- [What is asked]
Write out every one of the rows below character for character, keeping them in the same order.

[Extracted rows]
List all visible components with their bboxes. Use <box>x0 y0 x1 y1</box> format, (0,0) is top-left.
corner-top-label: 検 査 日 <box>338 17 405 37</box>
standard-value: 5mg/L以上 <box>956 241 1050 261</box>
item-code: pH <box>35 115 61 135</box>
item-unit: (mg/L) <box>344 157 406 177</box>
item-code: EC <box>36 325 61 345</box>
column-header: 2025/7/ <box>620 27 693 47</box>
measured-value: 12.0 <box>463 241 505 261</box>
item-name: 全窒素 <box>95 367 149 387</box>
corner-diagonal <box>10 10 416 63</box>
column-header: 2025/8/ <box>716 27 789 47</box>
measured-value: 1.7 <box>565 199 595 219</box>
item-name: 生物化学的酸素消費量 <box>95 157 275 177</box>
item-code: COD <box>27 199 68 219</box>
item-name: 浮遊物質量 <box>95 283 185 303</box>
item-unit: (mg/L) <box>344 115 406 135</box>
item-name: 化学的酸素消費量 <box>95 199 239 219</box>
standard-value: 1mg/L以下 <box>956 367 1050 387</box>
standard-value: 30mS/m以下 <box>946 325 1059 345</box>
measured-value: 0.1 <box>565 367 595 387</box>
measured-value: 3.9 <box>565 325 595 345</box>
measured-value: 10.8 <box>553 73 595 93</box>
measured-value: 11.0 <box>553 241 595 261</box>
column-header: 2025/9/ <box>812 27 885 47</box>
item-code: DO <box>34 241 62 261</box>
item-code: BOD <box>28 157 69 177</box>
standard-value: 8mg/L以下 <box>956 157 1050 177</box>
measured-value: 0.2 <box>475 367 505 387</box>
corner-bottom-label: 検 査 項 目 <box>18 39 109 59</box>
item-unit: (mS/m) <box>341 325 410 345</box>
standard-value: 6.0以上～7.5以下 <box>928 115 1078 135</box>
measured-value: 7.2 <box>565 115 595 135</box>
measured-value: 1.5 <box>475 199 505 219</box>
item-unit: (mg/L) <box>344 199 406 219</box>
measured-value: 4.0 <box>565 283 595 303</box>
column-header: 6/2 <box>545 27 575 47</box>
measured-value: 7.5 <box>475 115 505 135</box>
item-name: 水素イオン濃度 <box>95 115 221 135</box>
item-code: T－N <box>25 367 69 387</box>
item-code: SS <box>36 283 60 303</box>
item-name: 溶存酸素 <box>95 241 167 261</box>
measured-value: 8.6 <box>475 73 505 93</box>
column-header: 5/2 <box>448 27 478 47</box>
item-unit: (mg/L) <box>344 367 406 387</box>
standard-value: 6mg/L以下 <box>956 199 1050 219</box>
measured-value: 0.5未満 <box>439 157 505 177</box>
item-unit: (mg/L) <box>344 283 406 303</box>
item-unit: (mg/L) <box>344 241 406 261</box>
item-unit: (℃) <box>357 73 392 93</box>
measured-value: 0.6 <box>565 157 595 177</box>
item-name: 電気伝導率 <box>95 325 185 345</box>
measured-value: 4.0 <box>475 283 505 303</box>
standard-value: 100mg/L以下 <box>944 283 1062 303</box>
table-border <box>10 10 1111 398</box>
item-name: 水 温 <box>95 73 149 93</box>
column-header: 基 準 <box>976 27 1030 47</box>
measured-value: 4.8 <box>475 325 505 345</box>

- [Output for this task]
List all visible components with their bboxes. Use <box>x0 y0 x1 y1</box> format, (0,0) is top-left.
corner-top-label: 検 査 日 <box>338 17 405 37</box>
standard-value: 5mg/L以上 <box>956 241 1050 261</box>
item-code: pH <box>35 115 61 135</box>
item-unit: (mg/L) <box>344 157 406 177</box>
item-code: EC <box>36 325 61 345</box>
column-header: 2025/7/ <box>620 27 693 47</box>
measured-value: 12.0 <box>463 241 505 261</box>
item-name: 全窒素 <box>95 367 149 387</box>
corner-diagonal <box>10 10 416 63</box>
column-header: 2025/8/ <box>716 27 789 47</box>
measured-value: 1.7 <box>565 199 595 219</box>
item-name: 生物化学的酸素消費量 <box>95 157 275 177</box>
item-code: COD <box>27 199 68 219</box>
item-name: 浮遊物質量 <box>95 283 185 303</box>
item-unit: (mg/L) <box>344 115 406 135</box>
item-name: 化学的酸素消費量 <box>95 199 239 219</box>
standard-value: 1mg/L以下 <box>956 367 1050 387</box>
standard-value: 30mS/m以下 <box>946 325 1059 345</box>
measured-value: 0.1 <box>565 367 595 387</box>
measured-value: 3.9 <box>565 325 595 345</box>
measured-value: 10.8 <box>553 73 595 93</box>
measured-value: 11.0 <box>553 241 595 261</box>
column-header: 2025/9/ <box>812 27 885 47</box>
item-code: DO <box>34 241 62 261</box>
item-code: BOD <box>28 157 69 177</box>
standard-value: 8mg/L以下 <box>956 157 1050 177</box>
measured-value: 0.2 <box>475 367 505 387</box>
corner-bottom-label: 検 査 項 目 <box>18 39 109 59</box>
item-unit: (mS/m) <box>341 325 410 345</box>
standard-value: 6.0以上～7.5以下 <box>928 115 1078 135</box>
measured-value: 7.2 <box>565 115 595 135</box>
measured-value: 1.5 <box>475 199 505 219</box>
item-unit: (mg/L) <box>344 199 406 219</box>
measured-value: 4.0 <box>565 283 595 303</box>
column-header: 6/2 <box>545 27 575 47</box>
measured-value: 7.5 <box>475 115 505 135</box>
item-name: 水素イオン濃度 <box>95 115 221 135</box>
item-code: T－N <box>25 367 69 387</box>
item-code: SS <box>36 283 60 303</box>
item-name: 溶存酸素 <box>95 241 167 261</box>
measured-value: 8.6 <box>475 73 505 93</box>
column-header: 5/2 <box>448 27 478 47</box>
item-unit: (mg/L) <box>344 367 406 387</box>
standard-value: 6mg/L以下 <box>956 199 1050 219</box>
measured-value: 0.5未満 <box>439 157 505 177</box>
item-unit: (mg/L) <box>344 283 406 303</box>
item-unit: (mg/L) <box>344 241 406 261</box>
item-unit: (℃) <box>357 73 392 93</box>
measured-value: 0.6 <box>565 157 595 177</box>
item-name: 電気伝導率 <box>95 325 185 345</box>
measured-value: 4.0 <box>475 283 505 303</box>
standard-value: 100mg/L以下 <box>944 283 1062 303</box>
table-border <box>10 10 1111 398</box>
item-name: 水 温 <box>95 73 149 93</box>
column-header: 基 準 <box>976 27 1030 47</box>
measured-value: 4.8 <box>475 325 505 345</box>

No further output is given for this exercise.